■ **EXERCISE BRIEF**
Make an exact copy of the lines, leaving the pictures out.

[Items from a figure collection]
▬▬▬▬▬▬
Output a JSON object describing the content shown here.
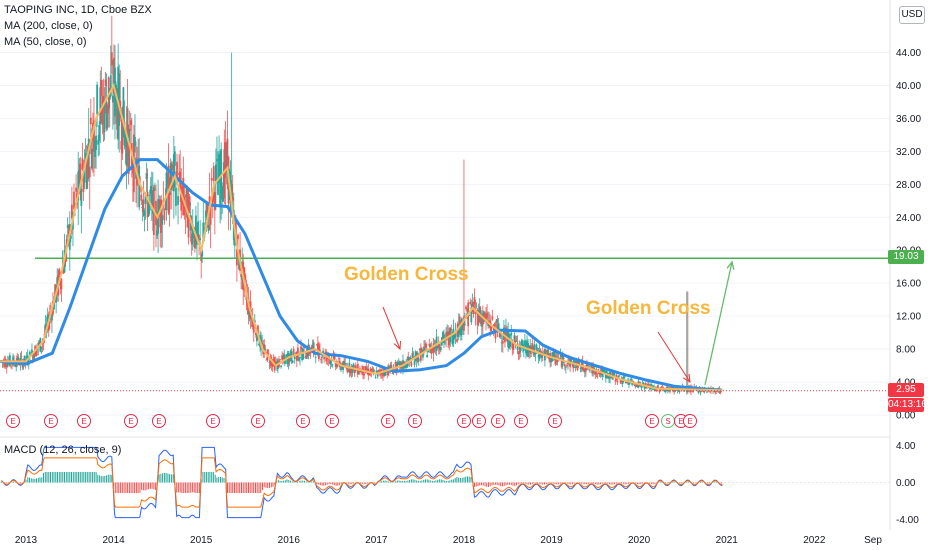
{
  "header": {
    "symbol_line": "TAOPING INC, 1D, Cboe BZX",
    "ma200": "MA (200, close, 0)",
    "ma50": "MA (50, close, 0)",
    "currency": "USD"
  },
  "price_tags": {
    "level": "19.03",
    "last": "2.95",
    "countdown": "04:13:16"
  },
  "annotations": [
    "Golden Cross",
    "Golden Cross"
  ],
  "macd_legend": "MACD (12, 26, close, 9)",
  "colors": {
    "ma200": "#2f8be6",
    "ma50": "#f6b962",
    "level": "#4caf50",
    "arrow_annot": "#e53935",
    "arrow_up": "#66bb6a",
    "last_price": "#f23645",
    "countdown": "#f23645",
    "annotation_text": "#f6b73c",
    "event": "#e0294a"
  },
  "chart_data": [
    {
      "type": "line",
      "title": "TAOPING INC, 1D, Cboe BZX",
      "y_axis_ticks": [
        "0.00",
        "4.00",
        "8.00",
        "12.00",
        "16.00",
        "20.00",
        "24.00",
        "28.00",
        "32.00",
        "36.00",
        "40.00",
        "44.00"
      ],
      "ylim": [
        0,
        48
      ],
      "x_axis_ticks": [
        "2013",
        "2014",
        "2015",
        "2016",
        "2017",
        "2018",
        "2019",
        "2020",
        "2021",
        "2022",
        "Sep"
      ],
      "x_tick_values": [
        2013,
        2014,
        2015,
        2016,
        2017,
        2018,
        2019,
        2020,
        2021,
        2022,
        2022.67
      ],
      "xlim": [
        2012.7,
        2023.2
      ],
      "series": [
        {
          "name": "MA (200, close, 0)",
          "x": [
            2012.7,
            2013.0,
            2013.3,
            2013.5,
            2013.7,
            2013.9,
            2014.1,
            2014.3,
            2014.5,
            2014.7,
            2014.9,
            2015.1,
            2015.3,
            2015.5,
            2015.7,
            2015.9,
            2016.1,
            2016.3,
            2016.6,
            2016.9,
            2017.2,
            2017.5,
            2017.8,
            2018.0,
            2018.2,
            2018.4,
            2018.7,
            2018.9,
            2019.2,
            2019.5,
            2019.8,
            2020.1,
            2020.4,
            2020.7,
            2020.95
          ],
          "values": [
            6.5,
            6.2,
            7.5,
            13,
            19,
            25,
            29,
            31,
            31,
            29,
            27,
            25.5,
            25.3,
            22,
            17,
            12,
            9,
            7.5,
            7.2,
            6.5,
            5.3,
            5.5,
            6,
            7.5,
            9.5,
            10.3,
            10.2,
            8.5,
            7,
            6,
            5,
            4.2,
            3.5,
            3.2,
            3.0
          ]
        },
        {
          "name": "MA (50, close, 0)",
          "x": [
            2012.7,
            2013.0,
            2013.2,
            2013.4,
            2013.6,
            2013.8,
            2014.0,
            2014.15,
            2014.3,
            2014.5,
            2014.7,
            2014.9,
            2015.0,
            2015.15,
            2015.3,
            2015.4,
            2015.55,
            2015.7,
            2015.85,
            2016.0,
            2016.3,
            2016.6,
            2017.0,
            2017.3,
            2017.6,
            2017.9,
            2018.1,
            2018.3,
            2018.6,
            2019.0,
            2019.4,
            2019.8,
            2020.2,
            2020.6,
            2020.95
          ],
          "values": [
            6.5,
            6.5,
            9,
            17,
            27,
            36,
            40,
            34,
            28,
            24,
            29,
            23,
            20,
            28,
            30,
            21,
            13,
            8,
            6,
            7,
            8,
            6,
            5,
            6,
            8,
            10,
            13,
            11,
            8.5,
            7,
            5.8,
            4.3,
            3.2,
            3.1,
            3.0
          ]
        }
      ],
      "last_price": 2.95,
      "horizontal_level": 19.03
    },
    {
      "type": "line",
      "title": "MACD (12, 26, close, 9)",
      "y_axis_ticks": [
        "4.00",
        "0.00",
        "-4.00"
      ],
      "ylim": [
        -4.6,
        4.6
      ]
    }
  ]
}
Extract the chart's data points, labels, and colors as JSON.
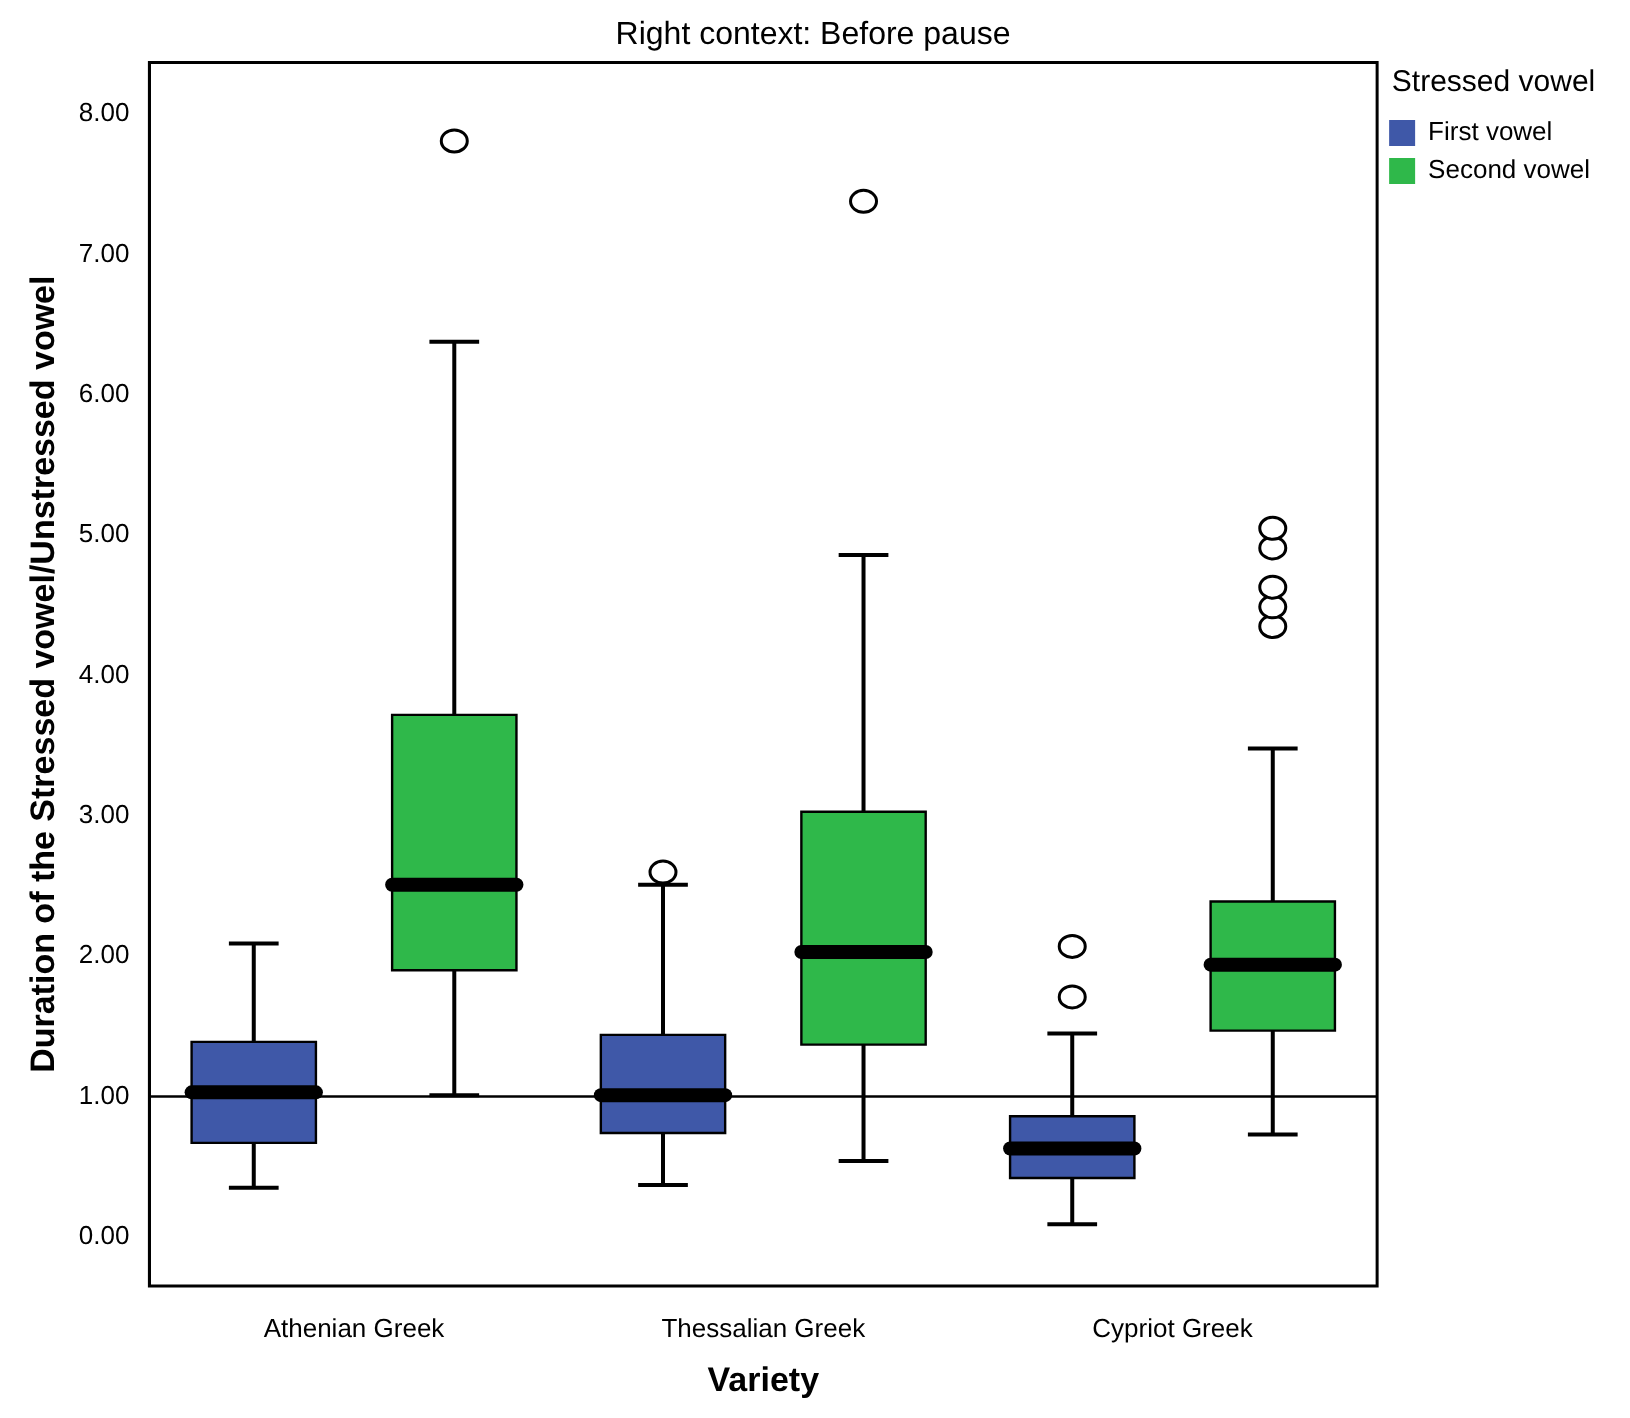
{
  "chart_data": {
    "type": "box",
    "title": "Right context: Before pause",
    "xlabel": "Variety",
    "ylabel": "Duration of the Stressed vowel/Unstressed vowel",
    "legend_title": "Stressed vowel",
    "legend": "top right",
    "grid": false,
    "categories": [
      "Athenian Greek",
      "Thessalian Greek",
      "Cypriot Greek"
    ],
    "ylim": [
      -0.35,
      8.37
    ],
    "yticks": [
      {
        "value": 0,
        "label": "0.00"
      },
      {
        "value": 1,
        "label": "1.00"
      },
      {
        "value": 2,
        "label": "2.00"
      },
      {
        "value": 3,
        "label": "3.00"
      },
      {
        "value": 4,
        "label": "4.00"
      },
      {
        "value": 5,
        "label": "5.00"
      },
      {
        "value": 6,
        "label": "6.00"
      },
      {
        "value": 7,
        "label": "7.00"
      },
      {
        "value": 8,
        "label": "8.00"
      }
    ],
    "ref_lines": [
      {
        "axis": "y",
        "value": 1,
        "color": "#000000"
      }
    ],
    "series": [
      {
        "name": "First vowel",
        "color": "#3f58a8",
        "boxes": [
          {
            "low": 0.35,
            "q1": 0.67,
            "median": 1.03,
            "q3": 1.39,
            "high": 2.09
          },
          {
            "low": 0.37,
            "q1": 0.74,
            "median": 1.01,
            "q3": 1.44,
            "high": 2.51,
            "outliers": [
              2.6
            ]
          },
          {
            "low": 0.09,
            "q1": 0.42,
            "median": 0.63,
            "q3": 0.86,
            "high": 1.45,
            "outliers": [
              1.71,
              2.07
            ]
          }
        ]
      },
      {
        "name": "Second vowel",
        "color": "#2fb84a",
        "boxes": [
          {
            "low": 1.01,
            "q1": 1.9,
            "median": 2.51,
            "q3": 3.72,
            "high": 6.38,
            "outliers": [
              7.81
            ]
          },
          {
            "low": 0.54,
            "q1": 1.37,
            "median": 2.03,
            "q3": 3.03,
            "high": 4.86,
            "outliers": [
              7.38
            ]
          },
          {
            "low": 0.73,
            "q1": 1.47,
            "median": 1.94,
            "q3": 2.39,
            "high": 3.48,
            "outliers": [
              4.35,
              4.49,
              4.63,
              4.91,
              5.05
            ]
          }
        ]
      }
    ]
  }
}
▬▬▬▬▬▬
■ **RESPONSE FOR THIS EXERCISE**
Output a JSON object describing the content shown here.
{
  "header": {
    "symbol_line": "TAOPING INC, 1D, Cboe BZX",
    "ma200": "MA (200, close, 0)",
    "ma50": "MA (50, close, 0)",
    "currency": "USD"
  },
  "price_tags": {
    "level": "19.03",
    "last": "2.95",
    "countdown": "04:13:16"
  },
  "annotations": [
    "Golden Cross",
    "Golden Cross"
  ],
  "macd_legend": "MACD (12, 26, close, 9)",
  "colors": {
    "ma200": "#2f8be6",
    "ma50": "#f6b962",
    "level": "#4caf50",
    "arrow_annot": "#e53935",
    "arrow_up": "#66bb6a",
    "last_price": "#f23645",
    "countdown": "#f23645",
    "annotation_text": "#f6b73c",
    "event": "#e0294a"
  },
  "chart_data": [
    {
      "type": "line",
      "title": "TAOPING INC, 1D, Cboe BZX",
      "y_axis_ticks": [
        "0.00",
        "4.00",
        "8.00",
        "12.00",
        "16.00",
        "20.00",
        "24.00",
        "28.00",
        "32.00",
        "36.00",
        "40.00",
        "44.00"
      ],
      "ylim": [
        0,
        48
      ],
      "x_axis_ticks": [
        "2013",
        "2014",
        "2015",
        "2016",
        "2017",
        "2018",
        "2019",
        "2020",
        "2021",
        "2022",
        "Sep"
      ],
      "x_tick_values": [
        2013,
        2014,
        2015,
        2016,
        2017,
        2018,
        2019,
        2020,
        2021,
        2022,
        2022.67
      ],
      "xlim": [
        2012.7,
        2023.2
      ],
      "series": [
        {
          "name": "MA (200, close, 0)",
          "x": [
            2012.7,
            2013.0,
            2013.3,
            2013.5,
            2013.7,
            2013.9,
            2014.1,
            2014.3,
            2014.5,
            2014.7,
            2014.9,
            2015.1,
            2015.3,
            2015.5,
            2015.7,
            2015.9,
            2016.1,
            2016.3,
            2016.6,
            2016.9,
            2017.2,
            2017.5,
            2017.8,
            2018.0,
            2018.2,
            2018.4,
            2018.7,
            2018.9,
            2019.2,
            2019.5,
            2019.8,
            2020.1,
            2020.4,
            2020.7,
            2020.95
          ],
          "values": [
            6.5,
            6.2,
            7.5,
            13,
            19,
            25,
            29,
            31,
            31,
            29,
            27,
            25.5,
            25.3,
            22,
            17,
            12,
            9,
            7.5,
            7.2,
            6.5,
            5.3,
            5.5,
            6,
            7.5,
            9.5,
            10.3,
            10.2,
            8.5,
            7,
            6,
            5,
            4.2,
            3.5,
            3.2,
            3.0
          ]
        },
        {
          "name": "MA (50, close, 0)",
          "x": [
            2012.7,
            2013.0,
            2013.2,
            2013.4,
            2013.6,
            2013.8,
            2014.0,
            2014.15,
            2014.3,
            2014.5,
            2014.7,
            2014.9,
            2015.0,
            2015.15,
            2015.3,
            2015.4,
            2015.55,
            2015.7,
            2015.85,
            2016.0,
            2016.3,
            2016.6,
            2017.0,
            2017.3,
            2017.6,
            2017.9,
            2018.1,
            2018.3,
            2018.6,
            2019.0,
            2019.4,
            2019.8,
            2020.2,
            2020.6,
            2020.95
          ],
          "values": [
            6.5,
            6.5,
            9,
            17,
            27,
            36,
            40,
            34,
            28,
            24,
            29,
            23,
            20,
            28,
            30,
            21,
            13,
            8,
            6,
            7,
            8,
            6,
            5,
            6,
            8,
            10,
            13,
            11,
            8.5,
            7,
            5.8,
            4.3,
            3.2,
            3.1,
            3.0
          ]
        }
      ],
      "last_price": 2.95,
      "horizontal_level": 19.03
    },
    {
      "type": "line",
      "title": "MACD (12, 26, close, 9)",
      "y_axis_ticks": [
        "4.00",
        "0.00",
        "-4.00"
      ],
      "ylim": [
        -4.6,
        4.6
      ]
    }
  ]
}
Extract the chart's data points, labels, and colors as JSON.
{
  "chart_data": {
    "type": "box",
    "title": "Right context: Before pause",
    "xlabel": "Variety",
    "ylabel": "Duration of the Stressed vowel/Unstressed vowel",
    "legend_title": "Stressed vowel",
    "legend": "top right",
    "grid": false,
    "categories": [
      "Athenian Greek",
      "Thessalian Greek",
      "Cypriot Greek"
    ],
    "ylim": [
      -0.35,
      8.37
    ],
    "yticks": [
      {
        "value": 0,
        "label": "0.00"
      },
      {
        "value": 1,
        "label": "1.00"
      },
      {
        "value": 2,
        "label": "2.00"
      },
      {
        "value": 3,
        "label": "3.00"
      },
      {
        "value": 4,
        "label": "4.00"
      },
      {
        "value": 5,
        "label": "5.00"
      },
      {
        "value": 6,
        "label": "6.00"
      },
      {
        "value": 7,
        "label": "7.00"
      },
      {
        "value": 8,
        "label": "8.00"
      }
    ],
    "ref_lines": [
      {
        "axis": "y",
        "value": 1,
        "color": "#000000"
      }
    ],
    "series": [
      {
        "name": "First vowel",
        "color": "#3f58a8",
        "boxes": [
          {
            "low": 0.35,
            "q1": 0.67,
            "median": 1.03,
            "q3": 1.39,
            "high": 2.09
          },
          {
            "low": 0.37,
            "q1": 0.74,
            "median": 1.01,
            "q3": 1.44,
            "high": 2.51,
            "outliers": [
              2.6
            ]
          },
          {
            "low": 0.09,
            "q1": 0.42,
            "median": 0.63,
            "q3": 0.86,
            "high": 1.45,
            "outliers": [
              1.71,
              2.07
            ]
          }
        ]
      },
      {
        "name": "Second vowel",
        "color": "#2fb84a",
        "boxes": [
          {
            "low": 1.01,
            "q1": 1.9,
            "median": 2.51,
            "q3": 3.72,
            "high": 6.38,
            "outliers": [
              7.81
            ]
          },
          {
            "low": 0.54,
            "q1": 1.37,
            "median": 2.03,
            "q3": 3.03,
            "high": 4.86,
            "outliers": [
              7.38
            ]
          },
          {
            "low": 0.73,
            "q1": 1.47,
            "median": 1.94,
            "q3": 2.39,
            "high": 3.48,
            "outliers": [
              4.35,
              4.49,
              4.63,
              4.91,
              5.05
            ]
          }
        ]
      }
    ]
  }
}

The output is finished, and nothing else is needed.